GIVEN PROBLEM >>
Each line of the material below should be reproduced exactly.

AVAILABLE DATA >>
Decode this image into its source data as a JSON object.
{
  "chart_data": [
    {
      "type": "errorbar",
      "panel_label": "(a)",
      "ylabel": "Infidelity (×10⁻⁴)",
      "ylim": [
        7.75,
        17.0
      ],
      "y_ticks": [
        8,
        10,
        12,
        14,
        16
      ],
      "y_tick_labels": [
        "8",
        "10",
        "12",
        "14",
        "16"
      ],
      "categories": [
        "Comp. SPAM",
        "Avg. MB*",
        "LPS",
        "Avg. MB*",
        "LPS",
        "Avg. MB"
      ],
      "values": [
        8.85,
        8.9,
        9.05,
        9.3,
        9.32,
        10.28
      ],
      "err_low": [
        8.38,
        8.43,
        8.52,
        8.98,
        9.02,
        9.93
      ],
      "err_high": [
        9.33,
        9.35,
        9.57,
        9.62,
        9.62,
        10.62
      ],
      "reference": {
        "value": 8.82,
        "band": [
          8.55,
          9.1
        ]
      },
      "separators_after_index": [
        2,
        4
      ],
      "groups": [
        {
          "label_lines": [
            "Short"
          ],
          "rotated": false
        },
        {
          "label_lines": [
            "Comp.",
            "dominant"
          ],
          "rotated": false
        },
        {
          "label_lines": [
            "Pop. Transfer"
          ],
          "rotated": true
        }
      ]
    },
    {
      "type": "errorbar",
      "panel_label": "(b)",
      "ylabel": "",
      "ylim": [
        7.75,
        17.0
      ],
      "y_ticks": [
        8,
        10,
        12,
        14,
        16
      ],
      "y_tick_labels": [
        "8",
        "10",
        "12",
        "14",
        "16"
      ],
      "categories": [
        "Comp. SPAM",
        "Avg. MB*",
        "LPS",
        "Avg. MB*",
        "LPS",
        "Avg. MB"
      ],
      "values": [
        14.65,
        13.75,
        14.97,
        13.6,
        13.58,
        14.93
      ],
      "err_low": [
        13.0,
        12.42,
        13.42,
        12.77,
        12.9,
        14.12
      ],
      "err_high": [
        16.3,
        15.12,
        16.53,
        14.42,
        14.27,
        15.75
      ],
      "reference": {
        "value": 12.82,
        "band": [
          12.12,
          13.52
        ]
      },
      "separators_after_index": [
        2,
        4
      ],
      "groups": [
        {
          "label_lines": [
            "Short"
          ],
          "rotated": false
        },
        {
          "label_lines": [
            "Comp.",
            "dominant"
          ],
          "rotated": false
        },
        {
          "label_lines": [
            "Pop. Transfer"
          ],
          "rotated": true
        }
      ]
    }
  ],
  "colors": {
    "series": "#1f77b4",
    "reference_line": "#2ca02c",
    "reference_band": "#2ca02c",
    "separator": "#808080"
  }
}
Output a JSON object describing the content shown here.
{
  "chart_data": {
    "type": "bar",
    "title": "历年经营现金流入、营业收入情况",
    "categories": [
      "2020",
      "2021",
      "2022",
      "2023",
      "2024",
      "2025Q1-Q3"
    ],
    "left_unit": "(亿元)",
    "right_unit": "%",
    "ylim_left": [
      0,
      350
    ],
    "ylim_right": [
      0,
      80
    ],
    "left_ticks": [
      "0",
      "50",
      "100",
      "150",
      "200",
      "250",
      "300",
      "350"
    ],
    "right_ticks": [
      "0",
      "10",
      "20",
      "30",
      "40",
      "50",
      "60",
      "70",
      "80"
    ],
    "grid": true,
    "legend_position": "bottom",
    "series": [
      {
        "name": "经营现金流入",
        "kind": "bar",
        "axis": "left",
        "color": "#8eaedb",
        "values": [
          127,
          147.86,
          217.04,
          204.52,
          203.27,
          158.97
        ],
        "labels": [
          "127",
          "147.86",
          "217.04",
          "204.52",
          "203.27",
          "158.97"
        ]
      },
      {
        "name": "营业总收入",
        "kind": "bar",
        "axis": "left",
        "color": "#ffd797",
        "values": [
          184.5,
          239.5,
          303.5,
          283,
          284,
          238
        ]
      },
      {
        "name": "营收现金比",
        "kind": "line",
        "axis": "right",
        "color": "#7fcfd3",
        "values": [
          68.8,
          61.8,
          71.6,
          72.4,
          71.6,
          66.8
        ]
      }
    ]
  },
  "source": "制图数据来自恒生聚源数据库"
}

ANSWER TO THE TASK >>
Decode this image into its source data as a JSON object.
{
  "chart_data": [
    {
      "type": "errorbar",
      "panel_label": "(a)",
      "ylabel": "Infidelity (×10⁻⁴)",
      "ylim": [
        7.75,
        17.0
      ],
      "y_ticks": [
        8,
        10,
        12,
        14,
        16
      ],
      "y_tick_labels": [
        "8",
        "10",
        "12",
        "14",
        "16"
      ],
      "categories": [
        "Comp. SPAM",
        "Avg. MB*",
        "LPS",
        "Avg. MB*",
        "LPS",
        "Avg. MB"
      ],
      "values": [
        8.85,
        8.9,
        9.05,
        9.3,
        9.32,
        10.28
      ],
      "err_low": [
        8.38,
        8.43,
        8.52,
        8.98,
        9.02,
        9.93
      ],
      "err_high": [
        9.33,
        9.35,
        9.57,
        9.62,
        9.62,
        10.62
      ],
      "reference": {
        "value": 8.82,
        "band": [
          8.55,
          9.1
        ]
      },
      "separators_after_index": [
        2,
        4
      ],
      "groups": [
        {
          "label_lines": [
            "Short"
          ],
          "rotated": false
        },
        {
          "label_lines": [
            "Comp.",
            "dominant"
          ],
          "rotated": false
        },
        {
          "label_lines": [
            "Pop. Transfer"
          ],
          "rotated": true
        }
      ]
    },
    {
      "type": "errorbar",
      "panel_label": "(b)",
      "ylabel": "",
      "ylim": [
        7.75,
        17.0
      ],
      "y_ticks": [
        8,
        10,
        12,
        14,
        16
      ],
      "y_tick_labels": [
        "8",
        "10",
        "12",
        "14",
        "16"
      ],
      "categories": [
        "Comp. SPAM",
        "Avg. MB*",
        "LPS",
        "Avg. MB*",
        "LPS",
        "Avg. MB"
      ],
      "values": [
        14.65,
        13.75,
        14.97,
        13.6,
        13.58,
        14.93
      ],
      "err_low": [
        13.0,
        12.42,
        13.42,
        12.77,
        12.9,
        14.12
      ],
      "err_high": [
        16.3,
        15.12,
        16.53,
        14.42,
        14.27,
        15.75
      ],
      "reference": {
        "value": 12.82,
        "band": [
          12.12,
          13.52
        ]
      },
      "separators_after_index": [
        2,
        4
      ],
      "groups": [
        {
          "label_lines": [
            "Short"
          ],
          "rotated": false
        },
        {
          "label_lines": [
            "Comp.",
            "dominant"
          ],
          "rotated": false
        },
        {
          "label_lines": [
            "Pop. Transfer"
          ],
          "rotated": true
        }
      ]
    }
  ],
  "colors": {
    "series": "#1f77b4",
    "reference_line": "#2ca02c",
    "reference_band": "#2ca02c",
    "separator": "#808080"
  }
}
Output a JSON object describing the content shown here.
{
  "chart_data": {
    "type": "bar",
    "title": "历年经营现金流入、营业收入情况",
    "categories": [
      "2020",
      "2021",
      "2022",
      "2023",
      "2024",
      "2025Q1-Q3"
    ],
    "left_unit": "(亿元)",
    "right_unit": "%",
    "ylim_left": [
      0,
      350
    ],
    "ylim_right": [
      0,
      80
    ],
    "left_ticks": [
      "0",
      "50",
      "100",
      "150",
      "200",
      "250",
      "300",
      "350"
    ],
    "right_ticks": [
      "0",
      "10",
      "20",
      "30",
      "40",
      "50",
      "60",
      "70",
      "80"
    ],
    "grid": true,
    "legend_position": "bottom",
    "series": [
      {
        "name": "经营现金流入",
        "kind": "bar",
        "axis": "left",
        "color": "#8eaedb",
        "values": [
          127,
          147.86,
          217.04,
          204.52,
          203.27,
          158.97
        ],
        "labels": [
          "127",
          "147.86",
          "217.04",
          "204.52",
          "203.27",
          "158.97"
        ]
      },
      {
        "name": "营业总收入",
        "kind": "bar",
        "axis": "left",
        "color": "#ffd797",
        "values": [
          184.5,
          239.5,
          303.5,
          283,
          284,
          238
        ]
      },
      {
        "name": "营收现金比",
        "kind": "line",
        "axis": "right",
        "color": "#7fcfd3",
        "values": [
          68.8,
          61.8,
          71.6,
          72.4,
          71.6,
          66.8
        ]
      }
    ]
  },
  "source": "制图数据来自恒生聚源数据库"
}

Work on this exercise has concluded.